• [Items from a figure collection]
** Begin **
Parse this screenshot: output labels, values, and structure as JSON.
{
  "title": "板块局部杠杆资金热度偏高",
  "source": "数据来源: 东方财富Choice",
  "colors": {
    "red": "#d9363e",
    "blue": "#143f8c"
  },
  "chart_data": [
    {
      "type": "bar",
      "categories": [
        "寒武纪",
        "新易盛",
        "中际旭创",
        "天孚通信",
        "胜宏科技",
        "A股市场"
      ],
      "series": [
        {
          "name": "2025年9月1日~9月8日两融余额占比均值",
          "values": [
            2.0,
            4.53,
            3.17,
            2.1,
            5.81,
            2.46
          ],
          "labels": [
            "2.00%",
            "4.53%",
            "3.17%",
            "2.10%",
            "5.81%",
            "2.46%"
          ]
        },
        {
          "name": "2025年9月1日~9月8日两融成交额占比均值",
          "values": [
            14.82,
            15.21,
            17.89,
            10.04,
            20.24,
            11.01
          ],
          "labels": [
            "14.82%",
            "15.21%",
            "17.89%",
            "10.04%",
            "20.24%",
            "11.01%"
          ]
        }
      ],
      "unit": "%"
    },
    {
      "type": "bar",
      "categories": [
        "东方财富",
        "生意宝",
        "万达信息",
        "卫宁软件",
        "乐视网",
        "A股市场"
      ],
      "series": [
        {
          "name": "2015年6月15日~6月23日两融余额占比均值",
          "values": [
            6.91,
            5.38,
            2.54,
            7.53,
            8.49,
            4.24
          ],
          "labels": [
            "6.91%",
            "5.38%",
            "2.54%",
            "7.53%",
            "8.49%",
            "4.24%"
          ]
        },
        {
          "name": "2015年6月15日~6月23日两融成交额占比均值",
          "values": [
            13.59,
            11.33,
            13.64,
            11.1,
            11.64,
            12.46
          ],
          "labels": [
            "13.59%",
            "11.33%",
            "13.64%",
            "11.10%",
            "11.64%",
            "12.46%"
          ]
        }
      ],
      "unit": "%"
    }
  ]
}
** End **
• [Stated goal] Where a line above includes "name", copy that line.

• [Output of the task]
          "name": "2025年9月1日~9月8日两融余额占比均值",
          "name": "2025年9月1日~9月8日两融成交额占比均值",
          "name": "2015年6月15日~6月23日两融余额占比均值",
          "name": "2015年6月15日~6月23日两融成交额占比均值",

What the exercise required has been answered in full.